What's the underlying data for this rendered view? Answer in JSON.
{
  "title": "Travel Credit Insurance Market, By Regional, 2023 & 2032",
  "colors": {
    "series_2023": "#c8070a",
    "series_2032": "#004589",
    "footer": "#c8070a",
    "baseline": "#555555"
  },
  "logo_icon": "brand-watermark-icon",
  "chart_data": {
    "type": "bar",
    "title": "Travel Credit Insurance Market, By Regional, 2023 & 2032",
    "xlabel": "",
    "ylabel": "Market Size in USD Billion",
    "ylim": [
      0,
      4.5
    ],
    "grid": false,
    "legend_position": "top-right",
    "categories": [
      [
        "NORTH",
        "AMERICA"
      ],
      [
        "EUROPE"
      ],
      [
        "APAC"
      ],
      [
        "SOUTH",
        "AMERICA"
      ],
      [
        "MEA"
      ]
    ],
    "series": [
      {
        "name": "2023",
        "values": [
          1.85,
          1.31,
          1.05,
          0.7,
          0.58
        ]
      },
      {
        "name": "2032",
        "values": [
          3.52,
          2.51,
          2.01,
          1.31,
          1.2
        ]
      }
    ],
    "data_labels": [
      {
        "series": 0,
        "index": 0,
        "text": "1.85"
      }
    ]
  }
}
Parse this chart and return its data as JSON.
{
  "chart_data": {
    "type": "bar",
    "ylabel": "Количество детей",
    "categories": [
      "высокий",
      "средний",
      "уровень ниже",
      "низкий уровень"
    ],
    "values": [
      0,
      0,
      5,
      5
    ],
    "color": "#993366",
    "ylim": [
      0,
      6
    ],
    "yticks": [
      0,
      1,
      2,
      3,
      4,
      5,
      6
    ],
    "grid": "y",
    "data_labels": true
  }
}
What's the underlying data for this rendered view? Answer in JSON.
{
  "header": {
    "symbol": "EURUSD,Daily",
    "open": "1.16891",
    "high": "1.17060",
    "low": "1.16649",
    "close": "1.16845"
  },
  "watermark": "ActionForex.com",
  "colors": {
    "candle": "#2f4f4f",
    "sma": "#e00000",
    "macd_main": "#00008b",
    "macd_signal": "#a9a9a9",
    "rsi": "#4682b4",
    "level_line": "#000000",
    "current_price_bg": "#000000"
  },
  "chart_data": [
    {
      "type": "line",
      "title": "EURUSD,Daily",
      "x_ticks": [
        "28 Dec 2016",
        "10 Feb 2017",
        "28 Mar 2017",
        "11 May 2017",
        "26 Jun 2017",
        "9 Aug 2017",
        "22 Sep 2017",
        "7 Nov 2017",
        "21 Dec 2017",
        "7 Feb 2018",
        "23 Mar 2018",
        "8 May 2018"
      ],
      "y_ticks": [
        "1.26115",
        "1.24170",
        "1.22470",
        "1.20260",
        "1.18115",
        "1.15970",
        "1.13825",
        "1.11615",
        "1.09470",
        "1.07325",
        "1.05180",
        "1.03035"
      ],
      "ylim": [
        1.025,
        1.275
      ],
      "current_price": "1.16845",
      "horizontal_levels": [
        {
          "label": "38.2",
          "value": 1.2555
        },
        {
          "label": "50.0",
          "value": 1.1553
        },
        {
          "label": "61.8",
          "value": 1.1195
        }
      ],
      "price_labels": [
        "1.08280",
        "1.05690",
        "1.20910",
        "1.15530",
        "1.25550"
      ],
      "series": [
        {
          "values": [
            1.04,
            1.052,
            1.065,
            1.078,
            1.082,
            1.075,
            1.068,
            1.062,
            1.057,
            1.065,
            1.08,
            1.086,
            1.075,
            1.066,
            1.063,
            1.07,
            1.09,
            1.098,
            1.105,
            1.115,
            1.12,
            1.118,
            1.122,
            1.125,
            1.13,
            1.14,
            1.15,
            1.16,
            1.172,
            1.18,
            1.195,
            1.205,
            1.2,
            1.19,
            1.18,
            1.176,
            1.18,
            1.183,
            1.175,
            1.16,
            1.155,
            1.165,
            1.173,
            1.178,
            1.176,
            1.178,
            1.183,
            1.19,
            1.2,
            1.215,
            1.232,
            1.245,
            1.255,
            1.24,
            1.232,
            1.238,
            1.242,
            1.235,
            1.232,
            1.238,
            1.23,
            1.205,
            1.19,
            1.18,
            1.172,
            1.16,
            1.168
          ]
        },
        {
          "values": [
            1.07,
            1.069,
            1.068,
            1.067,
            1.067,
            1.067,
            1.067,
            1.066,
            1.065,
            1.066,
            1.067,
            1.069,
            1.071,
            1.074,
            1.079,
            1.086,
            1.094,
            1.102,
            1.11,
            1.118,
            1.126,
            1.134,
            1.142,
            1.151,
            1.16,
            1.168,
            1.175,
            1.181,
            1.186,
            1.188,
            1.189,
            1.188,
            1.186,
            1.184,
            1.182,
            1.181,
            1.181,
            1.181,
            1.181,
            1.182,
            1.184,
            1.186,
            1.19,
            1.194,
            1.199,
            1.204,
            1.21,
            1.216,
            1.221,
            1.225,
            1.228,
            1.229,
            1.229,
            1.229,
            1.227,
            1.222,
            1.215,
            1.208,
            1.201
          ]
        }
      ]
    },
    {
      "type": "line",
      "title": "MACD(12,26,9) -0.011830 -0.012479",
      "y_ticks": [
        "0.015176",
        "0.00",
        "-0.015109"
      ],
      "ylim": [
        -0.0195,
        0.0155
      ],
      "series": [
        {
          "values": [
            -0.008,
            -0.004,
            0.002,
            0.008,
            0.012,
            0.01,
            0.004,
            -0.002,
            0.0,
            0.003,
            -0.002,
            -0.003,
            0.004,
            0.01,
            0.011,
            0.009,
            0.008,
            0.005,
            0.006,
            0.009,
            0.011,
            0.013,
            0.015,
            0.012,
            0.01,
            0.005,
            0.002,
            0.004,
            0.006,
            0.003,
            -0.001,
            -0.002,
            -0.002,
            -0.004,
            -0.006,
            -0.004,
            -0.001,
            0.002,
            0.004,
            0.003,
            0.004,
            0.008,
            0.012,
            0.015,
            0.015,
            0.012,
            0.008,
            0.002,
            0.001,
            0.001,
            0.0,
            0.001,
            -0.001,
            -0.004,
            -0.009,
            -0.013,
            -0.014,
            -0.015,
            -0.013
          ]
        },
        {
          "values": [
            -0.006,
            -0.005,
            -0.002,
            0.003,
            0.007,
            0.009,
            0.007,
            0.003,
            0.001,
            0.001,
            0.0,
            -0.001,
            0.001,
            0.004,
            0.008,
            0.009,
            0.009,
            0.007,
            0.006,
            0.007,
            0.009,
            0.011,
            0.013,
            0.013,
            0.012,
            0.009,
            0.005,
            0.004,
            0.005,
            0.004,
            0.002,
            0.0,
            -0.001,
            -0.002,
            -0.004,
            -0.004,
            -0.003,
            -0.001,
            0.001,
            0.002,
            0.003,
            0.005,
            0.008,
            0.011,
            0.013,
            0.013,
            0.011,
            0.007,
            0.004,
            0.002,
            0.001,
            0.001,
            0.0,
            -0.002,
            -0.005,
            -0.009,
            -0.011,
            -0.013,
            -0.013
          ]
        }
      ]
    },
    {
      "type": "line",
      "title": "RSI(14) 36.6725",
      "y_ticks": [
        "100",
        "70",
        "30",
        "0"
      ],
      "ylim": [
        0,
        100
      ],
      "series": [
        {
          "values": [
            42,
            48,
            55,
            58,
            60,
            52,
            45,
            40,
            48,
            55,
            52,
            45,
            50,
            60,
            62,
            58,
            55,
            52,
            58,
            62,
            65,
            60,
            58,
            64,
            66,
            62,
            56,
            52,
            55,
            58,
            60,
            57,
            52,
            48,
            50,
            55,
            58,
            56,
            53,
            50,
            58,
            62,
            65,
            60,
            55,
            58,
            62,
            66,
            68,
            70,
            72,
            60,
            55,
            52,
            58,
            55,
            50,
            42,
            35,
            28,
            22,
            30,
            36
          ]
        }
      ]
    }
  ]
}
--------
#### AIM OF THE TASK:
Show the lines where the word "Travel" appears in the entries.

#### RESPONSE TO THIS EXERCISE:
  "title": "Travel Credit Insurance Market, By Regional, 2023 & 2032",
    "title": "Travel Credit Insurance Market, By Regional, 2023 & 2032",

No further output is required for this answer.